- _Stated exercise_: Review the material and extract every line in which the word "Thuỷ" occurs.

- _Extracted data_:
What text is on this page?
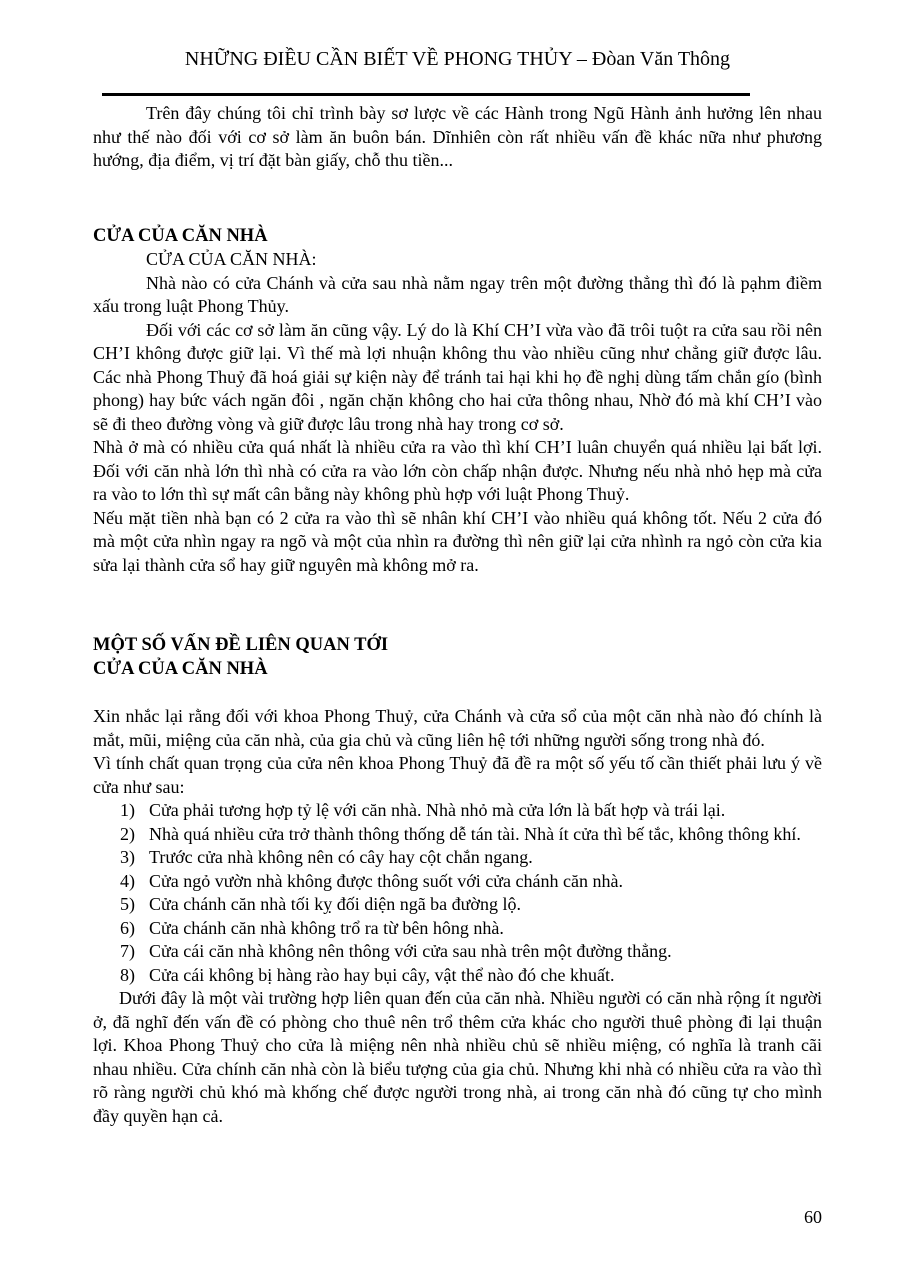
NHỮNG ĐIỀU CẦN BIẾT VỀ PHONG THỦY – Đòan Văn Thông

Trên đây chúng tôi chỉ trình bày sơ lược về các Hành trong Ngũ Hành ảnh hưởng lên nhau như thế nào đối với cơ sở làm ăn buôn bán. Dĩnhiên còn rất nhiều vấn đề khác nữa như phương hướng, địa điểm, vị trí đặt bàn giấy, chỗ thu tiền...

CỬA CỦA CĂN NHÀ

CỬA CỦA CĂN NHÀ:

Nhà nào có cửa Chánh và cửa sau nhà nằm ngay trên một đường thẳng thì đó là pạhm điềm xấu trong luật Phong Thủy.

Đối với các cơ sở làm ăn cũng vậy. Lý do là Khí CH’I vừa vào đã trôi tuột ra cửa sau rồi nên CH’I không được giữ lại. Vì thế mà lợi nhuận không thu vào nhiều cũng như chẳng giữ được lâu. Các nhà Phong Thuỷ đã hoá giải sự kiện này để tránh tai hại khi họ đề nghị dùng tấm chắn gío (bình phong) hay bức vách ngăn đôi , ngăn chặn không cho hai cửa thông nhau, Nhờ đó mà khí CH’I vào sẽ đi theo đường vòng và giữ được lâu trong nhà hay trong cơ sở.

Nhà ở mà có nhiều cửa quá nhất là nhiều cửa ra vào thì khí CH’I luân chuyển quá nhiều lại bất lợi. Đối với căn nhà lớn thì nhà có cửa ra vào lớn còn chấp nhận được. Nhưng nếu nhà nhỏ hẹp mà cửa ra vào to lớn thì sự mất cân bằng này không phù hợp với luật Phong Thuỷ.

Nếu mặt tiền nhà bạn có 2 cửa ra vào thì sẽ nhân khí CH’I vào nhiều quá không tốt. Nếu 2 cửa đó mà một cửa nhìn ngay ra ngõ và một của nhìn ra đường thì nên giữ lại cửa nhình ra ngỏ còn cửa kia sửa lại thành cửa sổ hay giữ nguyên mà không mở ra.

MỘT SỐ VẤN ĐỀ LIÊN QUAN TỚI

CỬA CỦA CĂN NHÀ

Xin nhắc lại rằng đối với khoa Phong Thuỷ, cửa Chánh và cửa sổ của một căn nhà nào đó chính là mắt, mũi, miệng của căn nhà, của gia chủ và cũng liên hệ tới những người sống trong nhà đó.

Vì tính chất quan trọng của cửa nên khoa Phong Thuỷ đã đề ra một số yếu tố cần thiết phải lưu ý về cửa như sau:

1) Cửa phải tương hợp tỷ lệ với căn nhà. Nhà nhỏ mà cửa lớn là bất hợp và trái lại.
2) Nhà quá nhiều cửa trở thành thông thống dễ tán tài. Nhà ít cửa thì bế tắc, không thông khí.
3) Trước cửa nhà không nên có cây hay cột chắn ngang.
4) Cửa ngỏ vườn nhà không được thông suốt với cửa chánh căn nhà.
5) Cửa chánh căn nhà tối kỵ đối diện ngã ba đường lộ.
6) Cửa chánh căn nhà không trổ ra từ bên hông nhà.
7) Cửa cái căn nhà không nên thông với cửa sau nhà trên một đường thẳng.
8) Cửa cái không bị hàng rào hay bụi cây, vật thể nào đó che khuất.

Dưới đây là một vài trường hợp liên quan đến của căn nhà. Nhiều người có căn nhà rộng ít người ở, đã nghĩ đến vấn đề có phòng cho thuê nên trổ thêm cửa khác cho người thuê phòng đi lại thuận lợi. Khoa Phong Thuỷ cho cửa là miệng nên nhà nhiều chủ sẽ nhiều miệng, có nghĩa là tranh cãi nhau nhiều. Cửa chính căn nhà còn là biểu tượng của gia chủ. Nhưng khi nhà có nhiều cửa ra vào thì rõ ràng người chủ khó mà khống chế được người trong nhà, ai trong căn nhà đó cũng tự cho mình đầy quyền hạn cả.

60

- _Complete response_:
Đối với các cơ sở làm ăn cũng vậy. Lý do là Khí CH’I vừa vào đã trôi tuột ra cửa sau rồi nên CH’I không được giữ lại. Vì thế mà lợi nhuận không thu vào nhiều cũng như chẳng giữ được lâu. Các nhà Phong Thuỷ đã hoá giải sự kiện này để tránh tai hại khi họ đề nghị dùng tấm chắn gío (bình phong) hay bức vách ngăn đôi , ngăn chặn không cho hai cửa thông nhau, Nhờ đó mà khí CH’I vào sẽ đi theo đường vòng và giữ được lâu trong nhà hay trong cơ sở.
Nhà ở mà có nhiều cửa quá nhất là nhiều cửa ra vào thì khí CH’I luân chuyển quá nhiều lại bất lợi. Đối với căn nhà lớn thì nhà có cửa ra vào lớn còn chấp nhận được. Nhưng nếu nhà nhỏ hẹp mà cửa ra vào to lớn thì sự mất cân bằng này không phù hợp với luật Phong Thuỷ.
Xin nhắc lại rằng đối với khoa Phong Thuỷ, cửa Chánh và cửa sổ của một căn nhà nào đó chính là mắt, mũi, miệng của căn nhà, của gia chủ và cũng liên hệ tới những người sống trong nhà đó.
Vì tính chất quan trọng của cửa nên khoa Phong Thuỷ đã đề ra một số yếu tố cần thiết phải lưu ý về cửa như sau:
Dưới đây là một vài trường hợp liên quan đến của căn nhà. Nhiều người có căn nhà rộng ít người ở, đã nghĩ đến vấn đề có phòng cho thuê nên trổ thêm cửa khác cho người thuê phòng đi lại thuận lợi. Khoa Phong Thuỷ cho cửa là miệng nên nhà nhiều chủ sẽ nhiều miệng, có nghĩa là tranh cãi nhau nhiều. Cửa chính căn nhà còn là biểu tượng của gia chủ. Nhưng khi nhà có nhiều cửa ra vào thì rõ ràng người chủ khó mà khống chế được người trong nhà, ai trong căn nhà đó cũng tự cho mình đầy quyền hạn cả.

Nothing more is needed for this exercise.